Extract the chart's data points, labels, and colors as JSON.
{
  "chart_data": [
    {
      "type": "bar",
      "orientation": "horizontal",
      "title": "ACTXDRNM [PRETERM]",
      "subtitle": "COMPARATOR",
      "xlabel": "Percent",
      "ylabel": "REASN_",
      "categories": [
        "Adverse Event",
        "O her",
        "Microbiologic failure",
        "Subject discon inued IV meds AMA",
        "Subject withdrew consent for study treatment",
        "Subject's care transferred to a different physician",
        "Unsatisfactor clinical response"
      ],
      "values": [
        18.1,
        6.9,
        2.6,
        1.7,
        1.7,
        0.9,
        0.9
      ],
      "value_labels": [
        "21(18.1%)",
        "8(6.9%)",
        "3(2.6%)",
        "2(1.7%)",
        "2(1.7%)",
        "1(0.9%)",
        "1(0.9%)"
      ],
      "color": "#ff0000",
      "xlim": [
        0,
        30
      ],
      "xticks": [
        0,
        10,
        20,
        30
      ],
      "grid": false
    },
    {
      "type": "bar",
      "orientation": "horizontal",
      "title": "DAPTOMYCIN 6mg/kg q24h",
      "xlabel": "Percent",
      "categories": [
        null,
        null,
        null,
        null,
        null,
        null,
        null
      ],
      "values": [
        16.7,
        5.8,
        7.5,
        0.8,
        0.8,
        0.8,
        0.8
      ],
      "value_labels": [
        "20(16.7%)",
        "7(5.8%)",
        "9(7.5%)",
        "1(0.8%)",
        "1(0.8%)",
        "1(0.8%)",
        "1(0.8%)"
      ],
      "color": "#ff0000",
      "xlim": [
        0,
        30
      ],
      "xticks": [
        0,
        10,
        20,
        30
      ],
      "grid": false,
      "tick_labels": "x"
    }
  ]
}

──────────────────────────────

§ Instruction: Repeat all the entries exactly as given.

§ Task answer:
Extract the chart's data points, labels, and colors as JSON.
{
  "chart_data": [
    {
      "type": "bar",
      "orientation": "horizontal",
      "title": "ACTXDRNM [PRETERM]",
      "subtitle": "COMPARATOR",
      "xlabel": "Percent",
      "ylabel": "REASN_",
      "categories": [
        "Adverse Event",
        "O her",
        "Microbiologic failure",
        "Subject discon inued IV meds AMA",
        "Subject withdrew consent for study treatment",
        "Subject's care transferred to a different physician",
        "Unsatisfactor clinical response"
      ],
      "values": [
        18.1,
        6.9,
        2.6,
        1.7,
        1.7,
        0.9,
        0.9
      ],
      "value_labels": [
        "21(18.1%)",
        "8(6.9%)",
        "3(2.6%)",
        "2(1.7%)",
        "2(1.7%)",
        "1(0.9%)",
        "1(0.9%)"
      ],
      "color": "#ff0000",
      "xlim": [
        0,
        30
      ],
      "xticks": [
        0,
        10,
        20,
        30
      ],
      "grid": false
    },
    {
      "type": "bar",
      "orientation": "horizontal",
      "title": "DAPTOMYCIN 6mg/kg q24h",
      "xlabel": "Percent",
      "categories": [
        null,
        null,
        null,
        null,
        null,
        null,
        null
      ],
      "values": [
        16.7,
        5.8,
        7.5,
        0.8,
        0.8,
        0.8,
        0.8
      ],
      "value_labels": [
        "20(16.7%)",
        "7(5.8%)",
        "9(7.5%)",
        "1(0.8%)",
        "1(0.8%)",
        "1(0.8%)",
        "1(0.8%)"
      ],
      "color": "#ff0000",
      "xlim": [
        0,
        30
      ],
      "xticks": [
        0,
        10,
        20,
        30
      ],
      "grid": false,
      "tick_labels": "x"
    }
  ]
}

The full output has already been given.